INSTRUCTION
Track down the lines that contain "Temperature" and copy them.

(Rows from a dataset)
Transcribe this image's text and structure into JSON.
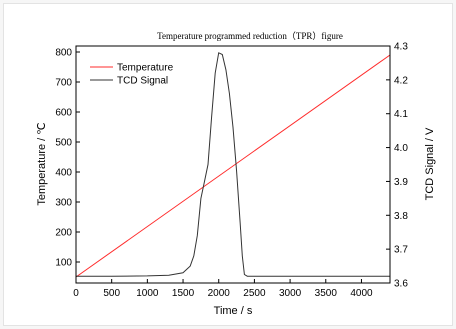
{
  "chart_data": {
    "type": "line",
    "title": "Temperature programmed reduction（TPR）figure",
    "xlabel": "Time / s",
    "ylabel_left": "Temperature / ℃",
    "ylabel_right": "TCD Signal / V",
    "xlim": [
      0,
      4400
    ],
    "ylim_left": [
      30,
      820
    ],
    "ylim_right": [
      3.6,
      4.3
    ],
    "x_ticks": [
      0,
      500,
      1000,
      1500,
      2000,
      2500,
      3000,
      3500,
      4000
    ],
    "y_left_ticks": [
      100,
      200,
      300,
      400,
      500,
      600,
      700,
      800
    ],
    "y_right_ticks": [
      3.6,
      3.7,
      3.8,
      3.9,
      4.0,
      4.1,
      4.2,
      4.3
    ],
    "y_right_tick_labels": [
      "3.6",
      "3.7",
      "3.8",
      "3.9",
      "4.0",
      "4.1",
      "4.2",
      "4.3"
    ],
    "legend_position": "top-left",
    "grid": false,
    "series": [
      {
        "name": "Temperature",
        "axis": "left",
        "color": "#ff2b2b",
        "x": [
          0,
          4400
        ],
        "y": [
          50,
          790
        ]
      },
      {
        "name": "TCD Signal",
        "axis": "right",
        "color": "#333333",
        "x": [
          0,
          500,
          1000,
          1300,
          1500,
          1600,
          1650,
          1700,
          1750,
          1800,
          1850,
          1900,
          1950,
          2000,
          2050,
          2100,
          2150,
          2200,
          2250,
          2300,
          2330,
          2360,
          2400,
          2500,
          3000,
          3500,
          4000,
          4400
        ],
        "y": [
          3.62,
          3.62,
          3.621,
          3.623,
          3.63,
          3.65,
          3.68,
          3.74,
          3.85,
          3.9,
          3.95,
          4.09,
          4.22,
          4.28,
          4.275,
          4.23,
          4.16,
          4.06,
          3.93,
          3.78,
          3.68,
          3.625,
          3.62,
          3.62,
          3.62,
          3.62,
          3.62,
          3.62
        ]
      }
    ]
  }
}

SOLVED PROBLEM
    "title": "Temperature programmed reduction（TPR）figure",
    "ylabel_left": "Temperature / ℃",
        "name": "Temperature",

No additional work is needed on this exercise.